### Input ###
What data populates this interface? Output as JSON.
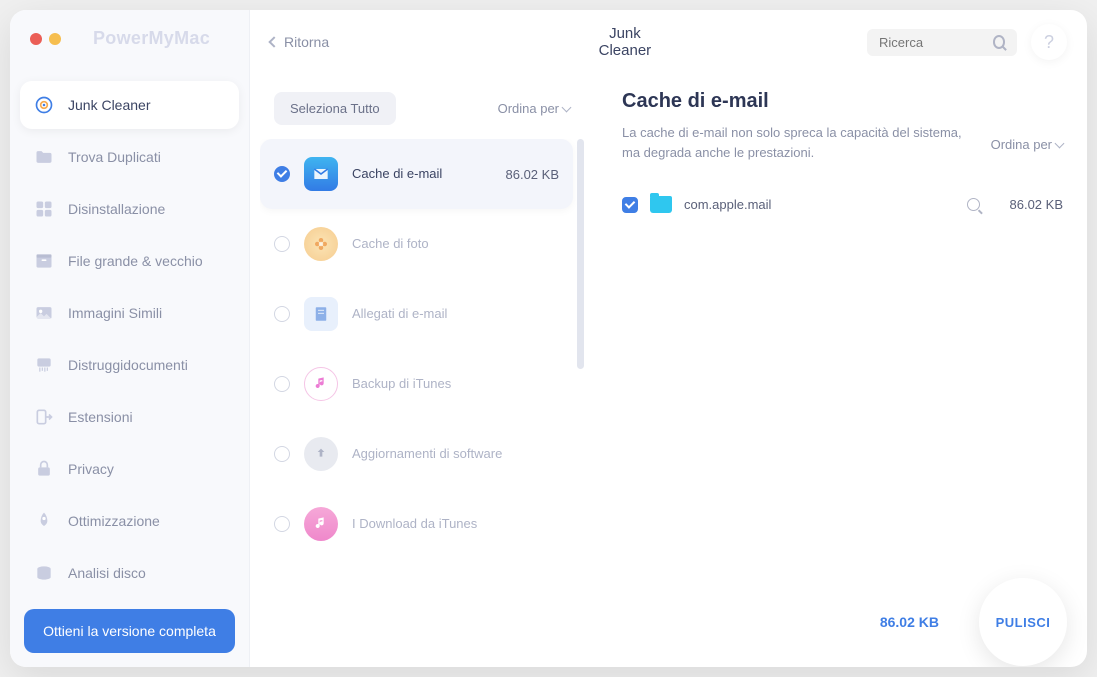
{
  "app_title": "PowerMyMac",
  "back_label": "Ritorna",
  "section_title": "Junk Cleaner",
  "search_placeholder": "Ricerca",
  "help_symbol": "?",
  "sidebar": {
    "items": [
      {
        "label": "Junk Cleaner"
      },
      {
        "label": "Trova Duplicati"
      },
      {
        "label": "Disinstallazione"
      },
      {
        "label": "File grande & vecchio"
      },
      {
        "label": "Immagini Simili"
      },
      {
        "label": "Distruggidocumenti"
      },
      {
        "label": "Estensioni"
      },
      {
        "label": "Privacy"
      },
      {
        "label": "Ottimizzazione"
      },
      {
        "label": "Analisi disco"
      }
    ],
    "cta": "Ottieni la versione completa"
  },
  "categories": {
    "select_all": "Seleziona Tutto",
    "order_by": "Ordina per",
    "items": [
      {
        "label": "Cache di e-mail",
        "size": "86.02 KB"
      },
      {
        "label": "Cache di foto",
        "size": ""
      },
      {
        "label": "Allegati di e-mail",
        "size": ""
      },
      {
        "label": "Backup di iTunes",
        "size": ""
      },
      {
        "label": "Aggiornamenti di software",
        "size": ""
      },
      {
        "label": "I Download da iTunes",
        "size": ""
      }
    ]
  },
  "details": {
    "title": "Cache di e-mail",
    "description": "La cache di e-mail non solo spreca la capacità del sistema, ma degrada anche le prestazioni.",
    "order_by": "Ordina per",
    "files": [
      {
        "name": "com.apple.mail",
        "size": "86.02 KB"
      }
    ]
  },
  "footer": {
    "total": "86.02 KB",
    "clean": "PULISCI"
  }
}
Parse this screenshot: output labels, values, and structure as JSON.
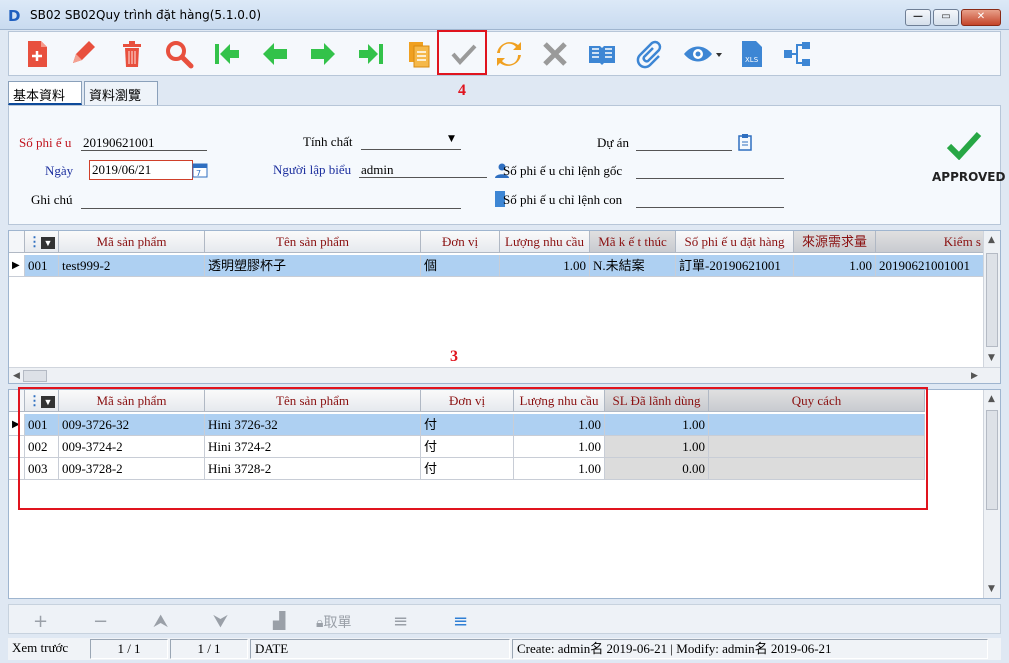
{
  "window": {
    "title": "SB02 SB02Quy trình đặt hàng(5.1.0.0)",
    "logo": "D",
    "min": "—",
    "max": "▭",
    "close": "✕"
  },
  "toolbar": {
    "buttons": [
      "new-file-icon",
      "edit-pencil-icon",
      "delete-trash-icon",
      "search-magnifier-icon",
      "first-record-icon",
      "previous-record-icon",
      "next-record-icon",
      "last-record-icon",
      "copy-document-icon",
      "approve-check-icon",
      "refresh-cycle-icon",
      "cancel-x-icon",
      "book-icon",
      "attachment-clip-icon",
      "view-eye-icon",
      "export-xls-icon",
      "flow-tree-icon"
    ]
  },
  "annotations": {
    "box4": "4",
    "box3": "3"
  },
  "tabs": [
    {
      "label": "基本資料",
      "active": true
    },
    {
      "label": "資料瀏覽",
      "active": false
    }
  ],
  "form": {
    "so_phieu_label": "Số phi ế u",
    "so_phieu_value": "20190621001",
    "ngay_label": "Ngày",
    "ngay_value": "2019/06/21",
    "ghi_chu_label": "Ghi chú",
    "ghi_chu_value": "",
    "tinh_chat_label": "Tính chất",
    "tinh_chat_value": "",
    "nguoi_lap_label": "Người lập biểu",
    "nguoi_lap_value": "admin",
    "du_an_label": "Dự án",
    "du_an_value": "",
    "so_phieu_goc_label": "Số phi ế u chỉ lệnh gốc",
    "so_phieu_goc_value": "",
    "so_phieu_con_label": "Số phi ế u chỉ lệnh con",
    "so_phieu_con_value": "",
    "status": "APPROVED"
  },
  "upper_grid": {
    "headers": [
      "Mã sản phẩm",
      "Tên sản phẩm",
      "Đơn vị",
      "Lượng nhu cầu",
      "Mã k ế t thúc",
      "Số phi ế u đặt hàng",
      "來源需求量",
      "Kiểm s"
    ],
    "rows": [
      [
        "001",
        "test999-2",
        "透明塑膠杯子",
        "個",
        "1.00",
        "N.未結案",
        "訂單-20190621001",
        "1.00",
        "20190621001001"
      ]
    ]
  },
  "lower_grid": {
    "headers": [
      "Mã sản phẩm",
      "Tên sản phẩm",
      "Đơn vị",
      "Lượng nhu cầu",
      "SL Đã lãnh dùng",
      "Quy cách"
    ],
    "rows": [
      [
        "001",
        "009-3726-32",
        "Hini 3726-32",
        "付",
        "1.00",
        "1.00",
        ""
      ],
      [
        "002",
        "009-3724-2",
        "Hini 3724-2",
        "付",
        "1.00",
        "1.00",
        ""
      ],
      [
        "003",
        "009-3728-2",
        "Hini 3728-2",
        "付",
        "1.00",
        "0.00",
        ""
      ]
    ]
  },
  "navbar": {
    "add": "+",
    "remove": "−",
    "up": "⮝",
    "down": "⮟",
    "lock_label": "取單"
  },
  "status_bar": {
    "prev_label": "Xem trước",
    "page1": "1 / 1",
    "page2": "1 / 1",
    "date_label": "DATE",
    "create_modify": "Create: admin名 2019-06-21 | Modify: admin名 2019-06-21"
  }
}
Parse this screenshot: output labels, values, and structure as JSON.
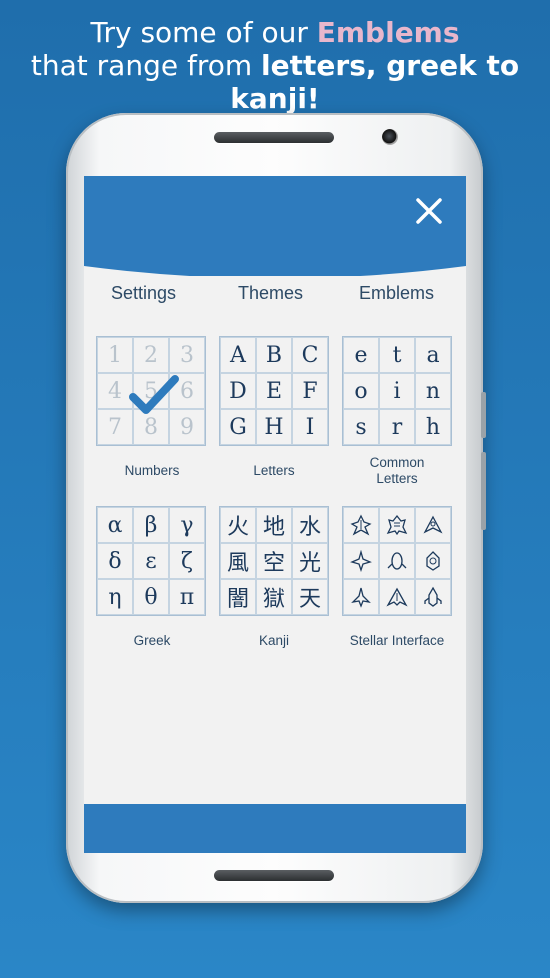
{
  "headline": {
    "line1_pre": "Try some of our ",
    "line1_highlight": "Emblems",
    "line2_pre": "that range from ",
    "line2_bold": "letters, greek to kanji!"
  },
  "tabs": [
    "Settings",
    "Themes",
    "Emblems"
  ],
  "emblem_sets": [
    {
      "caption": "Numbers",
      "cells": [
        "1",
        "2",
        "3",
        "4",
        "5",
        "6",
        "7",
        "8",
        "9"
      ],
      "selected": true
    },
    {
      "caption": "Letters",
      "cells": [
        "A",
        "B",
        "C",
        "D",
        "E",
        "F",
        "G",
        "H",
        "I"
      ]
    },
    {
      "caption_line1": "Common",
      "caption_line2": "Letters",
      "cells": [
        "e",
        "t",
        "a",
        "o",
        "i",
        "n",
        "s",
        "r",
        "h"
      ]
    },
    {
      "caption": "Greek",
      "cells": [
        "α",
        "β",
        "γ",
        "δ",
        "ε",
        "ζ",
        "η",
        "θ",
        "π"
      ]
    },
    {
      "caption": "Kanji",
      "cells": [
        "火",
        "地",
        "水",
        "風",
        "空",
        "光",
        "闇",
        "獄",
        "天"
      ]
    },
    {
      "caption": "Stellar Interface",
      "cells": [
        "ship-1",
        "ship-2",
        "ship-3",
        "ship-4",
        "ship-5",
        "ship-6",
        "ship-7",
        "ship-8",
        "ship-9"
      ]
    }
  ],
  "icons": {
    "close": "close-icon",
    "selected": "checkmark-icon"
  },
  "colors": {
    "accent": "#2e7bbd",
    "highlight": "#e8b7cc",
    "text": "#2d4a66"
  }
}
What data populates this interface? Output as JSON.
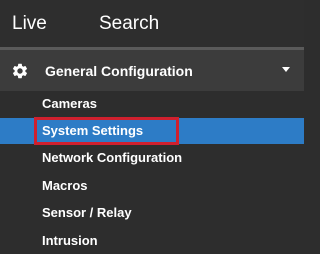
{
  "topnav": {
    "live_label": "Live",
    "search_label": "Search"
  },
  "group": {
    "label": "General Configuration",
    "icon": "gear-icon",
    "expand_icon": "chevron-down-icon",
    "expanded": true
  },
  "menu": {
    "items": [
      {
        "label": "Cameras"
      },
      {
        "label": "System Settings",
        "selected": true
      },
      {
        "label": "Network Configuration"
      },
      {
        "label": "Macros"
      },
      {
        "label": "Sensor / Relay"
      },
      {
        "label": "Intrusion"
      }
    ]
  },
  "colors": {
    "background": "#2d2d2d",
    "header_background": "#3c3c3c",
    "selected_background": "#2d7cc6",
    "highlight_outline": "#d0202e",
    "text": "#ffffff"
  }
}
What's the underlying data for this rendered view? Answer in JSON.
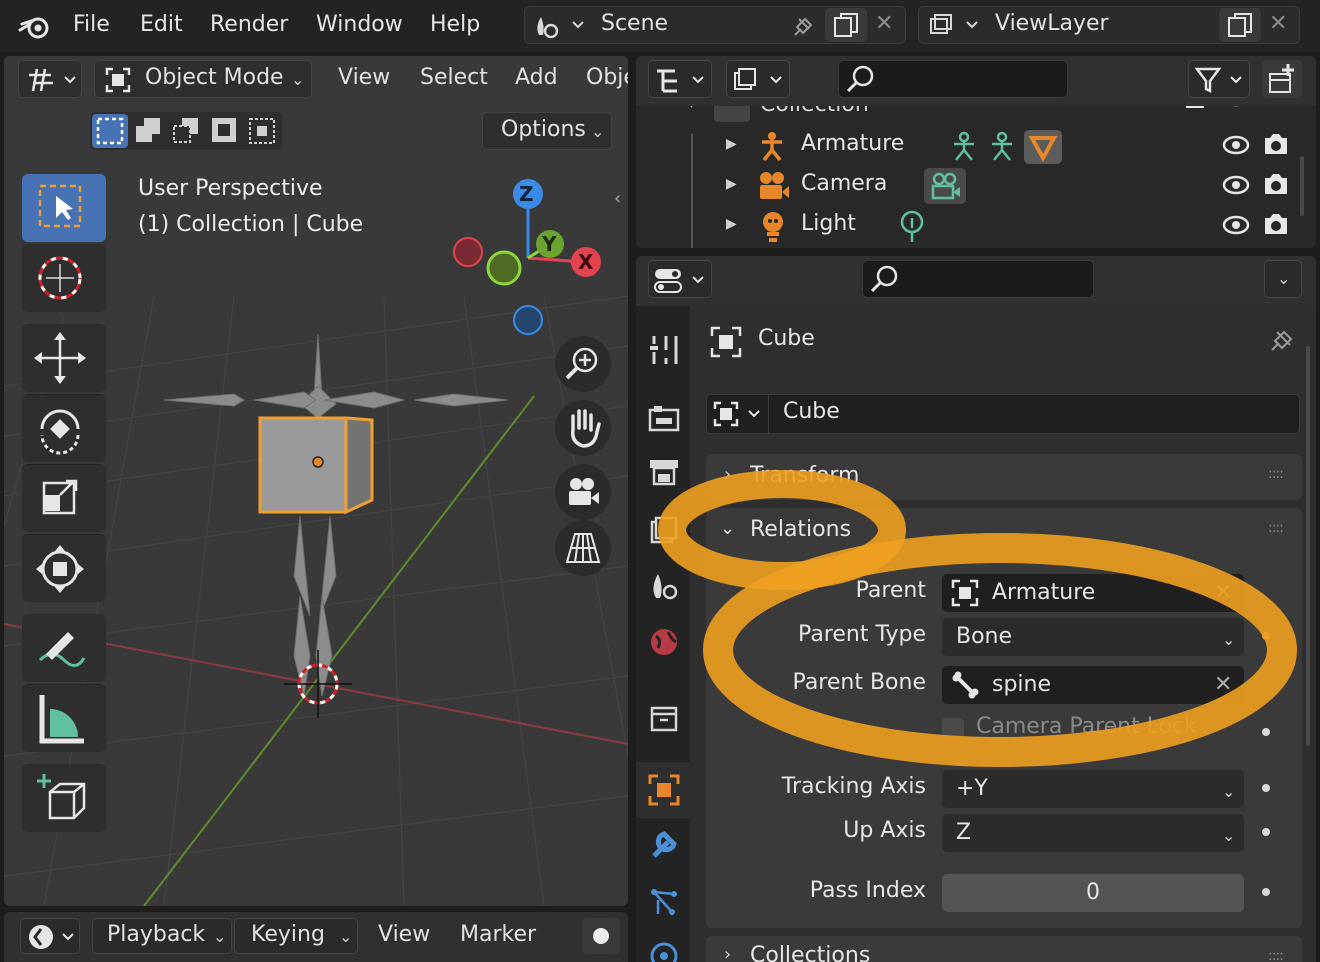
{
  "topbar": {
    "menus": [
      "File",
      "Edit",
      "Render",
      "Window",
      "Help"
    ],
    "scene": "Scene",
    "view_layer": "ViewLayer"
  },
  "viewport": {
    "mode": "Object Mode",
    "menus": [
      "View",
      "Select",
      "Add",
      "Obje"
    ],
    "options": "Options",
    "info_line1": "User Perspective",
    "info_line2": "(1) Collection | Cube",
    "gizmo": {
      "z": "Z",
      "y": "Y",
      "x": "X"
    }
  },
  "timeline": {
    "menus": [
      "Playback",
      "Keying",
      "View",
      "Marker"
    ]
  },
  "outliner": {
    "collection": "Collection",
    "items": [
      {
        "name": "Armature",
        "icon": "armature-icon",
        "color": "#e8862a"
      },
      {
        "name": "Camera",
        "icon": "camera-icon",
        "color": "#e8862a"
      },
      {
        "name": "Light",
        "icon": "light-icon",
        "color": "#e8862a"
      }
    ]
  },
  "properties": {
    "object_name": "Cube",
    "datablock_name": "Cube",
    "panels": {
      "transform": "Transform",
      "relations": "Relations",
      "collections": "Collections"
    },
    "relations": {
      "parent_label": "Parent",
      "parent_value": "Armature",
      "parent_type_label": "Parent Type",
      "parent_type_value": "Bone",
      "parent_bone_label": "Parent Bone",
      "parent_bone_value": "spine",
      "camera_parent_lock": "Camera Parent Lock",
      "tracking_axis_label": "Tracking Axis",
      "tracking_axis_value": "+Y",
      "up_axis_label": "Up Axis",
      "up_axis_value": "Z",
      "pass_index_label": "Pass Index",
      "pass_index_value": "0"
    }
  },
  "colors": {
    "accent": "#e8862a",
    "highlight_circle": "#f0a020",
    "active_tool": "#4772b3",
    "x_axis": "#e2434f",
    "y_axis": "#8bd43a",
    "z_axis": "#3a8ae8"
  }
}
###
### What you have to do:
Filter the entries down to the lines with the word "ship" in them.

### Written solution:
        "ship-1",
        "ship-2",
        "ship-3",
        "ship-4",
        "ship-5",
        "ship-6",
        "ship-7",
        "ship-8",
        "ship-9"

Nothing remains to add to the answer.